Poor Face Double Burden of Disease
Brandon Sun “Small World” Column, Monday, Monday, February 27 / 12
It used to be that developing countries faced high mortality and morbidity (illness) rates due to the communicable diseases they were vulnerable to because poverty and deprivation. These diseases included malaria, tuberculosis, measles and HIV/AIDS. Now, as modernization – but not wealth – catches up with the poor, they face a “double burden” of disease, the non-communicable kind, including heart and respiratory illnesses, cancer, diabetes and even greatly increased road accidents.
In 2008, two-thirds of deaths globally were of the non-communicable variety. You might say, glibly, that we are now “doing it to ourselves” by our habits and appetites – but it is not that easy! In part, the cause of illness in developing countries is the same as here in Canada. We have become fast food junkies, moving away from our more natural diets toward convenience foods that are high in sugar, salt, preservative and processing chemicals, and fat. This trend began in my teen years in the Sixties, and has come to Africa, Asia and Latin America more recently.

---------------

#### PROBLEM SET:
(a) According to the column on the double burden of disease, what share of global deaths in 2008 were non-communicable?
(b) Quote the column on the double burden of disease between "In 2008, two-thirds" and "America more recently.", inclusive.
The records that follow have no connection to the column.

---------------

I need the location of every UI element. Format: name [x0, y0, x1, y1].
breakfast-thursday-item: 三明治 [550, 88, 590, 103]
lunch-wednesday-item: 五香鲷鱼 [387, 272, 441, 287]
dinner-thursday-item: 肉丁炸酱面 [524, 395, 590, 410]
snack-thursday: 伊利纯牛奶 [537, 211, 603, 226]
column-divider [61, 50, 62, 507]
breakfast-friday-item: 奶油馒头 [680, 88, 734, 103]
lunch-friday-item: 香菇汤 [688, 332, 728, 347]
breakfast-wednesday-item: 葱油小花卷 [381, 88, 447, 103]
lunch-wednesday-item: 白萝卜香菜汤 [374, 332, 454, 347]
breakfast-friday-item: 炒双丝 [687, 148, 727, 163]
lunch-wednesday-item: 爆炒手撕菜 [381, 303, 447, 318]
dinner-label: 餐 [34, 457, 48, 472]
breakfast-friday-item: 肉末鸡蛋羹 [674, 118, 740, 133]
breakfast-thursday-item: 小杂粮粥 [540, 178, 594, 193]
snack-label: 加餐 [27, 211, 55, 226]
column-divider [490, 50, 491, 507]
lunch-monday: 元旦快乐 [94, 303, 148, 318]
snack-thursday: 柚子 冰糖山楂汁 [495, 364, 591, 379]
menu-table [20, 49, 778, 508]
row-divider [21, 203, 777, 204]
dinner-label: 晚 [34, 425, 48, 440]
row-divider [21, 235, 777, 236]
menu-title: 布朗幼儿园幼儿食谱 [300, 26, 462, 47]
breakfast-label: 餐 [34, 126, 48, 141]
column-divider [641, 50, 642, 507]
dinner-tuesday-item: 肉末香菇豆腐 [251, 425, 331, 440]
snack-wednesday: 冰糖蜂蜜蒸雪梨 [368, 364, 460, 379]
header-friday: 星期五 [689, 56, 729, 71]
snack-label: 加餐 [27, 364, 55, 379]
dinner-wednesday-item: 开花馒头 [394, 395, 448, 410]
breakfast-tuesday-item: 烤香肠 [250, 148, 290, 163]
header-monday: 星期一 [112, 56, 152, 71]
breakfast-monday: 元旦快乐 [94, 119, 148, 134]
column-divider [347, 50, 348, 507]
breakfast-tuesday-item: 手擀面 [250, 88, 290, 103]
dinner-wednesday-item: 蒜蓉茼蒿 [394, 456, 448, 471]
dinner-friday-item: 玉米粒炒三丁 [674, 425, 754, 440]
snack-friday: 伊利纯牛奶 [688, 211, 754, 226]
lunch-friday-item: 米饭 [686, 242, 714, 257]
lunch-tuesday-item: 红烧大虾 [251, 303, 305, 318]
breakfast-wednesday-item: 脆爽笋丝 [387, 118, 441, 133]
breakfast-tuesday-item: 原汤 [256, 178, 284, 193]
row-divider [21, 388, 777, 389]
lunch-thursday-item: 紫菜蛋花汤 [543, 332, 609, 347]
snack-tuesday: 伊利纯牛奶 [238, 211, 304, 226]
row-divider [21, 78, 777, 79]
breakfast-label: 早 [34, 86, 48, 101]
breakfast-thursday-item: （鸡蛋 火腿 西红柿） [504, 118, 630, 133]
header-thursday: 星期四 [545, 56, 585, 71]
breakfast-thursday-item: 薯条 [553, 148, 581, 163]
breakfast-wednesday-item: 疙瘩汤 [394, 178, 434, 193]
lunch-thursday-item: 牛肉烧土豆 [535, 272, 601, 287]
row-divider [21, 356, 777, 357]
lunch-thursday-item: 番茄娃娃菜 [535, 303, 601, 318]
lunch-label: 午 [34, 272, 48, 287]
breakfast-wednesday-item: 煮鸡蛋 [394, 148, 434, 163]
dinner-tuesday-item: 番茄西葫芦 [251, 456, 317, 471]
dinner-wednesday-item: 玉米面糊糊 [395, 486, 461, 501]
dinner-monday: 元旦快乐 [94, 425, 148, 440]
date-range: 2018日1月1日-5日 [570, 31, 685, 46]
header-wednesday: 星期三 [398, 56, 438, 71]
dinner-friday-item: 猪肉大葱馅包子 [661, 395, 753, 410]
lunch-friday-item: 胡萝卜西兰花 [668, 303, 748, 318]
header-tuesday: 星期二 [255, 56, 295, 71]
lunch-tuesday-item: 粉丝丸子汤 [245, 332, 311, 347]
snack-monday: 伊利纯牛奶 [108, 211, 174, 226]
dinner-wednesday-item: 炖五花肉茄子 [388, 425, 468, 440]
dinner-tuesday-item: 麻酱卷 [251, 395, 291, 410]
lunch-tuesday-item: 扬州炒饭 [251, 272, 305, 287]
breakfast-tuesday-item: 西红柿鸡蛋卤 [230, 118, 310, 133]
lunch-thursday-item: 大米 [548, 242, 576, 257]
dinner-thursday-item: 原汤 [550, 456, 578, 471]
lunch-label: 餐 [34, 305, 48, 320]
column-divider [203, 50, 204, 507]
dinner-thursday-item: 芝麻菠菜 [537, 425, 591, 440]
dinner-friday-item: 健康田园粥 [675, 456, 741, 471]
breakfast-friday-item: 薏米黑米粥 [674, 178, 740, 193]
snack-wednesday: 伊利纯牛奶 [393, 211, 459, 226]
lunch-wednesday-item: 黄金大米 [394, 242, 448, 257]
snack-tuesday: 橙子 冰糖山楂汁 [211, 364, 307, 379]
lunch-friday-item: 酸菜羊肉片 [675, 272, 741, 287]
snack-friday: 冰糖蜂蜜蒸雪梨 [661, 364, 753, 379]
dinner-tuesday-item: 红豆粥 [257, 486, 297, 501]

---------------

#### PROBLEM SOLUTIONS:
(a) Two-thirds.

(b)
In 2008, two-thirds of deaths globally were of the non-communicable variety. You might say, glibly, that we are now “doing it to ourselves” by our habits and appetites – but it is not that easy! In part, the cause of illness in developing countries is the same as here in Canada. We have become fast food junkies, moving away from our more natural diets toward convenience foods that are high in sugar, salt, preservative and processing chemicals, and fat. This trend began in my teen years in the Sixties, and has come to Africa, Asia and Latin America more recently.